**RAW DATA:**
###

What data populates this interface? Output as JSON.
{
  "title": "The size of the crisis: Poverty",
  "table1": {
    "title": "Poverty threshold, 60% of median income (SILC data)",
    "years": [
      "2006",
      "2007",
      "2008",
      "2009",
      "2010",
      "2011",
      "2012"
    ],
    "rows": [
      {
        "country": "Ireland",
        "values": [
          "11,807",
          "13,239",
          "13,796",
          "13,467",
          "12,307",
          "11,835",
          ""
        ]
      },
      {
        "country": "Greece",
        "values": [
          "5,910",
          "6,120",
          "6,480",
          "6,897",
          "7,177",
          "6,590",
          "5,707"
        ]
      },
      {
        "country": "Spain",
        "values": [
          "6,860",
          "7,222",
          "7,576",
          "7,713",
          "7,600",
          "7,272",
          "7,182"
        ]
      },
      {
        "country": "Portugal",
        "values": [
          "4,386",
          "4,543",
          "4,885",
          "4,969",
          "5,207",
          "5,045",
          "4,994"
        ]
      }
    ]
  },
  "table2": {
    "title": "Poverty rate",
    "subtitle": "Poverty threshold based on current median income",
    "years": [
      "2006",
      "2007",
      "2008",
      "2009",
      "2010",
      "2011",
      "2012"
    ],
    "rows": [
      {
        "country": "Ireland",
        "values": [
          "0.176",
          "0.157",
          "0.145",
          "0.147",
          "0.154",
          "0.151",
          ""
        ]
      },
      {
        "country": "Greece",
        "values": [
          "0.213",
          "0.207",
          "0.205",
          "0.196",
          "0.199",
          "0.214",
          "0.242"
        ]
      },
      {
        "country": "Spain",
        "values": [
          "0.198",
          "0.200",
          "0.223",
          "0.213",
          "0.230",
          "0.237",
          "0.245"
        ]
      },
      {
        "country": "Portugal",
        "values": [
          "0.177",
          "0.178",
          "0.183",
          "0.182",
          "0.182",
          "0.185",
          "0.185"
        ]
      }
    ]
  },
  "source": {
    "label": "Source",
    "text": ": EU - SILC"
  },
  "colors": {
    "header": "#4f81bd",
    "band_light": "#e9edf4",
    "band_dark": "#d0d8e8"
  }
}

###

**THE TASK:** Write out the records shown above, exactly as they appear.

**TASK RESULT:**
What data populates this interface? Output as JSON.
{
  "title": "The size of the crisis: Poverty",
  "table1": {
    "title": "Poverty threshold, 60% of median income (SILC data)",
    "years": [
      "2006",
      "2007",
      "2008",
      "2009",
      "2010",
      "2011",
      "2012"
    ],
    "rows": [
      {
        "country": "Ireland",
        "values": [
          "11,807",
          "13,239",
          "13,796",
          "13,467",
          "12,307",
          "11,835",
          ""
        ]
      },
      {
        "country": "Greece",
        "values": [
          "5,910",
          "6,120",
          "6,480",
          "6,897",
          "7,177",
          "6,590",
          "5,707"
        ]
      },
      {
        "country": "Spain",
        "values": [
          "6,860",
          "7,222",
          "7,576",
          "7,713",
          "7,600",
          "7,272",
          "7,182"
        ]
      },
      {
        "country": "Portugal",
        "values": [
          "4,386",
          "4,543",
          "4,885",
          "4,969",
          "5,207",
          "5,045",
          "4,994"
        ]
      }
    ]
  },
  "table2": {
    "title": "Poverty rate",
    "subtitle": "Poverty threshold based on current median income",
    "years": [
      "2006",
      "2007",
      "2008",
      "2009",
      "2010",
      "2011",
      "2012"
    ],
    "rows": [
      {
        "country": "Ireland",
        "values": [
          "0.176",
          "0.157",
          "0.145",
          "0.147",
          "0.154",
          "0.151",
          ""
        ]
      },
      {
        "country": "Greece",
        "values": [
          "0.213",
          "0.207",
          "0.205",
          "0.196",
          "0.199",
          "0.214",
          "0.242"
        ]
      },
      {
        "country": "Spain",
        "values": [
          "0.198",
          "0.200",
          "0.223",
          "0.213",
          "0.230",
          "0.237",
          "0.245"
        ]
      },
      {
        "country": "Portugal",
        "values": [
          "0.177",
          "0.178",
          "0.183",
          "0.182",
          "0.182",
          "0.185",
          "0.185"
        ]
      }
    ]
  },
  "source": {
    "label": "Source",
    "text": ": EU - SILC"
  },
  "colors": {
    "header": "#4f81bd",
    "band_light": "#e9edf4",
    "band_dark": "#d0d8e8"
  }
}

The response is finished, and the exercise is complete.